SELECTED EXTRACT ->
At 11:33 AM, Blogger Faith said...

Okay, that was just gross, sick, and disturbing. Ugh! I wonder if Shakespeare knew of that one, and stole from it for Titus Andronicus?

 
At 12:09 PM, Blogger Erin said...

*gasps* That was so fun (in a disgusting way of course) to read!

 
At 12:57 PM, Blogger Susan Adrian said...

[Personally, I think she should be worried about those tears of blood. I'm not a doctor, but that can't be good.]

LOLOL! I loved your comments! I've read this one before, and it is one of the weirdest ever.

 
At 2:19 PM, Blogger Jacquelyn said...

I remember this story from my rather large collection of Grimm fairytales, and I must say I found it disturbing, too, almost as disturbing as the one about the girl whose father sold her to the devil and ended up cutting off her hands. o.O

Anyway, thanks for sharing this with us! As usually, your comments are dead-on (pun not intended) and quite hilarious! =D

 
At 3:16 PM, Blogger Sarah Beth Durst said...

EXERCISES ->
(a) In the blog comments, which play does Faith wonder whether Shakespeare based on the story?
(b) Reproduce the blog comments word for word between "[Personally, I think" and "PM, Blogger Jacquelyn said...", inclusive.

EXTRACTED ENTRIES ->
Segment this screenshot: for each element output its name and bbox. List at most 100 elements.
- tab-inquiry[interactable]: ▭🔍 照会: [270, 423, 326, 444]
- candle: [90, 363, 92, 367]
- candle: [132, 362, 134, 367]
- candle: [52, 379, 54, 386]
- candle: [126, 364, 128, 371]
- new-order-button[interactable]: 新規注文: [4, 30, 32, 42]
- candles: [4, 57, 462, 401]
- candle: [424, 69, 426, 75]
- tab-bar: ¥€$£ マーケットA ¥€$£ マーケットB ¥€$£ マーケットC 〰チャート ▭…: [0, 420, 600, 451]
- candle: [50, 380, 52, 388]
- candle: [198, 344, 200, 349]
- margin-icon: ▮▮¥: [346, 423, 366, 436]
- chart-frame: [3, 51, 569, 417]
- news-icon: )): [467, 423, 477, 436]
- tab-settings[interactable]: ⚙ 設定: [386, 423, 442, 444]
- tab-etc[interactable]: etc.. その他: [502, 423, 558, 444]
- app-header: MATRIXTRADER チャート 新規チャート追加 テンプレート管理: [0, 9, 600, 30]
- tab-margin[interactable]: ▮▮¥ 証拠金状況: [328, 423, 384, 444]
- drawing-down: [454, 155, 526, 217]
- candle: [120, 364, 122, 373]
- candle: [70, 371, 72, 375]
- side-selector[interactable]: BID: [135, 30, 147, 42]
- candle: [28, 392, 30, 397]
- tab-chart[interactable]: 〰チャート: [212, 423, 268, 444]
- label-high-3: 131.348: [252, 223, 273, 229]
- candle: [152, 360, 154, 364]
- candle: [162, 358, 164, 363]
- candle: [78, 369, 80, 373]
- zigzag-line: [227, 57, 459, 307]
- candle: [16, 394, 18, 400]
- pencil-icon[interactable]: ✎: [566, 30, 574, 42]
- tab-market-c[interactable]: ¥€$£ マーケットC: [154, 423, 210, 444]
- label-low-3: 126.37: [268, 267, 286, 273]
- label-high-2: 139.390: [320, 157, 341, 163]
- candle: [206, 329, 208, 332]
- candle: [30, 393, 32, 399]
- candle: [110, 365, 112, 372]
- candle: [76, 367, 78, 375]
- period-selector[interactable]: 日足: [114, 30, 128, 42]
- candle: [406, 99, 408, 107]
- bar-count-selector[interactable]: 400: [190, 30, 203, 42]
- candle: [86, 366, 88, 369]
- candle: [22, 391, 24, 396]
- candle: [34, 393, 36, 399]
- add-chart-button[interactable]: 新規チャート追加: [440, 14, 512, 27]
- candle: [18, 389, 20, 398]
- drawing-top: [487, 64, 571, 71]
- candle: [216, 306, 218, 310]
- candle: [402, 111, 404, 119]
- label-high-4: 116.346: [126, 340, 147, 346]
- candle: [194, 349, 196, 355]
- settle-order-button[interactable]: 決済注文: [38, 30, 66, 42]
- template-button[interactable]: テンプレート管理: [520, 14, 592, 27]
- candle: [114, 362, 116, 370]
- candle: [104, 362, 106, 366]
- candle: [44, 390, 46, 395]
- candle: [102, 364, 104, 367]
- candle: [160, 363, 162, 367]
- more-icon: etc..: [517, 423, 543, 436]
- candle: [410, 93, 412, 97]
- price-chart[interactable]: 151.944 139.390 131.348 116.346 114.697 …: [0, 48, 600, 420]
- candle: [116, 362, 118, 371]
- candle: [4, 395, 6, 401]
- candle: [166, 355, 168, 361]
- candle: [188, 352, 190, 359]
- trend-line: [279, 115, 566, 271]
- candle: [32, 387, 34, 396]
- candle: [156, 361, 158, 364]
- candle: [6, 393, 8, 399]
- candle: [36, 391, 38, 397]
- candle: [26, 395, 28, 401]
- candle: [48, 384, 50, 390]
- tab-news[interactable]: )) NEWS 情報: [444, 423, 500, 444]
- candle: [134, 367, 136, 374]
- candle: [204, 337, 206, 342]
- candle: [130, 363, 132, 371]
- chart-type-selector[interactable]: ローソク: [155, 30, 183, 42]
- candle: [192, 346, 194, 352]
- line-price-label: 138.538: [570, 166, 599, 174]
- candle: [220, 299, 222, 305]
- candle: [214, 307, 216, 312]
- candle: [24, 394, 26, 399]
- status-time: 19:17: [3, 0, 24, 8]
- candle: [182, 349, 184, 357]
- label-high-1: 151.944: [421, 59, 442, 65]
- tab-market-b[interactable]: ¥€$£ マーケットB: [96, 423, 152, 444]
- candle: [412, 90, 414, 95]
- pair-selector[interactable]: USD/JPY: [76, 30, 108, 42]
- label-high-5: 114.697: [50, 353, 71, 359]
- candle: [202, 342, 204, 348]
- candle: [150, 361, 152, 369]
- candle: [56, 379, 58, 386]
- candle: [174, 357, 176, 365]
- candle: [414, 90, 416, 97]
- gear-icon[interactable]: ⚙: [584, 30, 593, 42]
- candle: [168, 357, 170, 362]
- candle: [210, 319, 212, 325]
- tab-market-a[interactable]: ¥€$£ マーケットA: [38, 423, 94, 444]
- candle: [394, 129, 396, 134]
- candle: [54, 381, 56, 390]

ANSWERS FOR THE EXERCISE ->
(a) Titus Andronicus

(b)
[Personally, I think she should be worried about those tears of blood. I'm not a doctor, but that can't be good.]

LOLOL! I loved your comments! I've read this one before, and it is one of the weirdest ever.

 
At 2:19 PM, Blogger Jacquelyn said...